### Problem details
Which lines hold the word "name"? Show each of them.

start Listed entries

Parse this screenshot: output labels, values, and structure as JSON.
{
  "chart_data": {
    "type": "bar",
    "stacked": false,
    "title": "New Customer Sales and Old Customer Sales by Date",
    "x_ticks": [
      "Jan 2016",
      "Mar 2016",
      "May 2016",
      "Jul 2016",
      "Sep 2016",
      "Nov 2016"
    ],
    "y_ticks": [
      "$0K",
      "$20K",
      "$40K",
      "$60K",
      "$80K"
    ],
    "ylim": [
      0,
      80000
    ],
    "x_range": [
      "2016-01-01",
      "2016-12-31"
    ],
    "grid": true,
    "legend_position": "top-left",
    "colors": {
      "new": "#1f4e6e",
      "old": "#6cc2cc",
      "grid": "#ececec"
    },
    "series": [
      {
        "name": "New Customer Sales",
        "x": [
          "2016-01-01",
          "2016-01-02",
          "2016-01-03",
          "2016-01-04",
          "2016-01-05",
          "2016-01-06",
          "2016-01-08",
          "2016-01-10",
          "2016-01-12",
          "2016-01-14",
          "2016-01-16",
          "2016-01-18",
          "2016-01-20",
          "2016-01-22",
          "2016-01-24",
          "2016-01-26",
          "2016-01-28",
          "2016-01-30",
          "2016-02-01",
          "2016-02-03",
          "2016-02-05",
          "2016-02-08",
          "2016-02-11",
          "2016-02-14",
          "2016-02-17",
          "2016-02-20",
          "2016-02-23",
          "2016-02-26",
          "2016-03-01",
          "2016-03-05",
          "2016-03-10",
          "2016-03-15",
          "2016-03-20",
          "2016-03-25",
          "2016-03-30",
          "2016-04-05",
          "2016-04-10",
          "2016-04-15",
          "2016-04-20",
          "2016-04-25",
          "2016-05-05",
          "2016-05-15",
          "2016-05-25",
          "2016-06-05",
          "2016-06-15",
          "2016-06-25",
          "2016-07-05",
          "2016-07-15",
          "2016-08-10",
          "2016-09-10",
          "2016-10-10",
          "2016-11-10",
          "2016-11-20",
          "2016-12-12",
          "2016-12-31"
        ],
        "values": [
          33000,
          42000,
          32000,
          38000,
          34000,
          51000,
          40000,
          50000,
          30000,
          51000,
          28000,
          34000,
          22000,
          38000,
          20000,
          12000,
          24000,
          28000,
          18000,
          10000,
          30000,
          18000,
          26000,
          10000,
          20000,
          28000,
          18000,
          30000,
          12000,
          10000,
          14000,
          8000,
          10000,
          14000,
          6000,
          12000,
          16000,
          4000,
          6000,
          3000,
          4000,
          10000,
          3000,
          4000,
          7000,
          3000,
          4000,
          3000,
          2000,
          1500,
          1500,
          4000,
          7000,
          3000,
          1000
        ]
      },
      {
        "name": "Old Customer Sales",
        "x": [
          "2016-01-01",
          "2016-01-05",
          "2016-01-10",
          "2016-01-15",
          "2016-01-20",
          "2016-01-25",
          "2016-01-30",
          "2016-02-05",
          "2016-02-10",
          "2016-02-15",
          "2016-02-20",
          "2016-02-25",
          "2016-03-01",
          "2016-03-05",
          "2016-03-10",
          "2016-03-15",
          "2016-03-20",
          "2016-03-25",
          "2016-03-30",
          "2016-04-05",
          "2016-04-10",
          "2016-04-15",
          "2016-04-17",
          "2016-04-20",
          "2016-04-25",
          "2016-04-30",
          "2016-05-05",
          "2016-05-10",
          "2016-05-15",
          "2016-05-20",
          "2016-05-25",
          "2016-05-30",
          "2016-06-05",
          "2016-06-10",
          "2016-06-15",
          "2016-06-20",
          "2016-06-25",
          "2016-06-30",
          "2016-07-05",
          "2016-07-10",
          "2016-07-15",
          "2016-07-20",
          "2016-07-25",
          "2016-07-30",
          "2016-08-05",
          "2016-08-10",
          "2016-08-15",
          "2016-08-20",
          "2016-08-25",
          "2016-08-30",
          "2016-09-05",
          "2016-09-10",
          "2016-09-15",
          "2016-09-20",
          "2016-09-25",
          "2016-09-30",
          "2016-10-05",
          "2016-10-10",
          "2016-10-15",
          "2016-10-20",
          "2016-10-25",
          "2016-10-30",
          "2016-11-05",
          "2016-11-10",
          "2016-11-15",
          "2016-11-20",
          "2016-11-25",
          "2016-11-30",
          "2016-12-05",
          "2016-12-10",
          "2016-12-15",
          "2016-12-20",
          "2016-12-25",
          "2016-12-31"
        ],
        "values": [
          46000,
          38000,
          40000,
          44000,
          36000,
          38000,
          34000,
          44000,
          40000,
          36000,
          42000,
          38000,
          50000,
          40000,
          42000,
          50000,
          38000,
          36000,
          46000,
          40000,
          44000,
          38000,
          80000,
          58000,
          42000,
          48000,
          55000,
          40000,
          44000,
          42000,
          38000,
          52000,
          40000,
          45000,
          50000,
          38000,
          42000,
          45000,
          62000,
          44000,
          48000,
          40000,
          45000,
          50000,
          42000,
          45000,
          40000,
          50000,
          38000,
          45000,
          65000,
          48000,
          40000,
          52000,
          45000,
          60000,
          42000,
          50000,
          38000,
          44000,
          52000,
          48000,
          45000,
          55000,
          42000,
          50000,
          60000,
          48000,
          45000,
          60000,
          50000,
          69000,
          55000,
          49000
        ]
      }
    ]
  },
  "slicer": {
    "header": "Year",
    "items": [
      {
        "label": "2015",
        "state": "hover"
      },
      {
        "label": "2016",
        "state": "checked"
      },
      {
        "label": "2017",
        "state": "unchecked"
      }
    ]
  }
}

end Listed entries

### Written reply
        "name": "New Customer Sales",
        "name": "Old Customer Sales",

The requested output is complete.